Records from a data source
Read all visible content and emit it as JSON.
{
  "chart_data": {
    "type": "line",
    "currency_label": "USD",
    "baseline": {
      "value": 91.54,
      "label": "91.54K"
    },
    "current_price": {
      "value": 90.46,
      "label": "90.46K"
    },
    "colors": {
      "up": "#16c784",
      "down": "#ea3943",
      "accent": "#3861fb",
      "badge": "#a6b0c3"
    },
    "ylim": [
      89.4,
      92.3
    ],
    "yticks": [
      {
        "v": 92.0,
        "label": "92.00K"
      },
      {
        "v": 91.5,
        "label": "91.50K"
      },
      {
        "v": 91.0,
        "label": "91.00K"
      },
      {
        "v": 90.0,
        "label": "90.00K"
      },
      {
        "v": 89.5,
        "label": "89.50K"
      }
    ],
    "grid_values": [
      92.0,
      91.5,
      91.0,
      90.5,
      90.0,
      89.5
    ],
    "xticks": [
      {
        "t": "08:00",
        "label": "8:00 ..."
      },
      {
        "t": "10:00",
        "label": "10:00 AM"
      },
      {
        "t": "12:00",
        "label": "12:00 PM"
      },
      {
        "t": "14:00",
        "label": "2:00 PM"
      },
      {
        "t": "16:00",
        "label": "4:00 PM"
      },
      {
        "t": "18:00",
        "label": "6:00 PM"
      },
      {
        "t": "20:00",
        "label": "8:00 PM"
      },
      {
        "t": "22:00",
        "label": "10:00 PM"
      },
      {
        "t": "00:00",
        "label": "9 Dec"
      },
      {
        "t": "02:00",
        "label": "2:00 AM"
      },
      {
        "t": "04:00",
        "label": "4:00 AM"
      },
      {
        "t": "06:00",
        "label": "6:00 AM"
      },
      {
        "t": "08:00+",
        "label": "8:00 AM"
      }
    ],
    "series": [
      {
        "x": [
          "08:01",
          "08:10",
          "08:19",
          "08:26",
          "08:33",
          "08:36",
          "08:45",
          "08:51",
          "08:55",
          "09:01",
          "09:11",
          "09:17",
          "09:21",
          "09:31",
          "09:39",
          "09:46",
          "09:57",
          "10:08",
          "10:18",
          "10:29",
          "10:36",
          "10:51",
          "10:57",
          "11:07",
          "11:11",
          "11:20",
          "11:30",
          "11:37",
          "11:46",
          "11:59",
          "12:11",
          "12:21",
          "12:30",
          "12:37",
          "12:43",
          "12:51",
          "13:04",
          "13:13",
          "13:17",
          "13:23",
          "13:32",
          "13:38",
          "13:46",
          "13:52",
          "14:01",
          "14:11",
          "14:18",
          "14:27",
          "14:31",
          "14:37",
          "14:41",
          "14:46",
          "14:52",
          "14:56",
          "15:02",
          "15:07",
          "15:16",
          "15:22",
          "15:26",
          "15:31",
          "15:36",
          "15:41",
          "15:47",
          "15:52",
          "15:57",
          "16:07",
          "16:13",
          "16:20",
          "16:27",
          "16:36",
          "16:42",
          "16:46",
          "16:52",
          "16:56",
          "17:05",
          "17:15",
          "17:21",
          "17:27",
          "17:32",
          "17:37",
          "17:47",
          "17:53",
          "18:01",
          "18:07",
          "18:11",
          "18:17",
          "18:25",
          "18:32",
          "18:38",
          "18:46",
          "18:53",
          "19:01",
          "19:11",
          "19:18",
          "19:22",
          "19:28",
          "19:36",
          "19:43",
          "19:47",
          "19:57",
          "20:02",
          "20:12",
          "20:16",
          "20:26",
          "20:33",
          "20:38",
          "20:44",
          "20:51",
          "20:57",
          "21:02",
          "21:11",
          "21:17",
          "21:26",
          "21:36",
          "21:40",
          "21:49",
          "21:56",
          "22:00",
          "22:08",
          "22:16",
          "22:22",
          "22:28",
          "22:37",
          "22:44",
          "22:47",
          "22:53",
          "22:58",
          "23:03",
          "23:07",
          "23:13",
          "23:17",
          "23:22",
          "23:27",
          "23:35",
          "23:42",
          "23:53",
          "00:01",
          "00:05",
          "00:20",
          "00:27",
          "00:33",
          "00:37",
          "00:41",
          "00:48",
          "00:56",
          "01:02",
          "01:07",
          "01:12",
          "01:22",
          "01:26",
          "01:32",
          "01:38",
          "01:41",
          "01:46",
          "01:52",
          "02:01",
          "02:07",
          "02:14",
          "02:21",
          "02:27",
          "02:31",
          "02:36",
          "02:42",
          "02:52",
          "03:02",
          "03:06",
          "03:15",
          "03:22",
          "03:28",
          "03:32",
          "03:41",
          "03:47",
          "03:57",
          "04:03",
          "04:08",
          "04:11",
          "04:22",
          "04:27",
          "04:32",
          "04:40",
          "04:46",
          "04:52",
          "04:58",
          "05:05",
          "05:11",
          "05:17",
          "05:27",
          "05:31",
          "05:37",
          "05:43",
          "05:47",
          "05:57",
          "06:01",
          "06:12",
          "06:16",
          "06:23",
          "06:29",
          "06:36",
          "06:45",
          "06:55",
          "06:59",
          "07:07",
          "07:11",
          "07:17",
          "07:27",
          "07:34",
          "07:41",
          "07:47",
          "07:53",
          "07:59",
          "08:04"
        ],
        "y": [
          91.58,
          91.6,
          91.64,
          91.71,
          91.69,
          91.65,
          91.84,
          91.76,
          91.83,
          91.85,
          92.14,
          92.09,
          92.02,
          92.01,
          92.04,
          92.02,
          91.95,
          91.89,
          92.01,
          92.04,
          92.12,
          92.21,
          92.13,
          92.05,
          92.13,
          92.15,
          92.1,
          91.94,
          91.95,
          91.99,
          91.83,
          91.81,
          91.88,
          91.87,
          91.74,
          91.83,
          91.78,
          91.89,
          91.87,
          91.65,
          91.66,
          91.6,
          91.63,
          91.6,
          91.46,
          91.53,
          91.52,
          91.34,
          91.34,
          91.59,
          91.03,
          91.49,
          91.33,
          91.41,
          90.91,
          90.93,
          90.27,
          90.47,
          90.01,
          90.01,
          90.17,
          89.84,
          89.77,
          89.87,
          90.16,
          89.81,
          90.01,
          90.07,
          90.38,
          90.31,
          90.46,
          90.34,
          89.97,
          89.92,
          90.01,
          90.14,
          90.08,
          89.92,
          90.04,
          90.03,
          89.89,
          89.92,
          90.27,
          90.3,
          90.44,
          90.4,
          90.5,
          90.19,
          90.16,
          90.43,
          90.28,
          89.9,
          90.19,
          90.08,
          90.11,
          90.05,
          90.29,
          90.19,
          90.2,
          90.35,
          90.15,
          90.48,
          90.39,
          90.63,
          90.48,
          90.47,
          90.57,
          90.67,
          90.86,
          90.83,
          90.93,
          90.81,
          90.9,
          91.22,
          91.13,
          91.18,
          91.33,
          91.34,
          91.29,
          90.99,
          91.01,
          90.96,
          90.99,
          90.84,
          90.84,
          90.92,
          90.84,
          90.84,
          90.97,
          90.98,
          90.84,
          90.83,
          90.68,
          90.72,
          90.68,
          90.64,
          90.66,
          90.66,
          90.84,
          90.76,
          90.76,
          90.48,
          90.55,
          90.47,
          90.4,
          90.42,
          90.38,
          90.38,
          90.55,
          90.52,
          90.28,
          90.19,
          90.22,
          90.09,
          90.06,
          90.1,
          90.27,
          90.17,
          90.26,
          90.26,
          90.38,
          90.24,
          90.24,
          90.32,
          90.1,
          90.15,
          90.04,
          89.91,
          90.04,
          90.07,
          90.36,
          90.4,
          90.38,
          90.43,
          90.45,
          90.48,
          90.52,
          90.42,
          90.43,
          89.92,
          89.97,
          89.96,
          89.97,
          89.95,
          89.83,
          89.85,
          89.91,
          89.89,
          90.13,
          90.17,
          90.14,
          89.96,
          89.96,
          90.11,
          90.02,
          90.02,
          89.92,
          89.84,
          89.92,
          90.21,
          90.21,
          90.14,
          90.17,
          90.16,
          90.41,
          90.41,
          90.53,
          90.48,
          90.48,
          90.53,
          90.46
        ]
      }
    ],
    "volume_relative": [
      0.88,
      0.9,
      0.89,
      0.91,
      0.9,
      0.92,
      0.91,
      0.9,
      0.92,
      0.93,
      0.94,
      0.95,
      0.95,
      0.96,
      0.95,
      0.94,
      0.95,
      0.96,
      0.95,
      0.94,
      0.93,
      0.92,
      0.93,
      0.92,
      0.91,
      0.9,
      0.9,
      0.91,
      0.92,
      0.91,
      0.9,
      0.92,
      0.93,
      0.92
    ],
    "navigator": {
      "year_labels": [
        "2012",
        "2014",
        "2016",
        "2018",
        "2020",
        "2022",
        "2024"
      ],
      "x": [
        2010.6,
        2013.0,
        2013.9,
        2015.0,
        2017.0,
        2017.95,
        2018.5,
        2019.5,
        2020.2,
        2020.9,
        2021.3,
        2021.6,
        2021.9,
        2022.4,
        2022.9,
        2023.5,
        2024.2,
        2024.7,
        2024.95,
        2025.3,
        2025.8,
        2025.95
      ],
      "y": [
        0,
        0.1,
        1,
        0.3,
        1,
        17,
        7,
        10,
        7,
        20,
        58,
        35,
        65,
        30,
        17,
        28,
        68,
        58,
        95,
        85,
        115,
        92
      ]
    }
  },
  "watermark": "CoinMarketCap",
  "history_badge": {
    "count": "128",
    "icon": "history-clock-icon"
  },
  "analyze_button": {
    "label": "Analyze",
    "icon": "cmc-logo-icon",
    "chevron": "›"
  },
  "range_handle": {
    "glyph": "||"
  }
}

→ **To do**:
Say the number of lines in the records above that include the string "icon", and no more.

→ **Written answer**:
2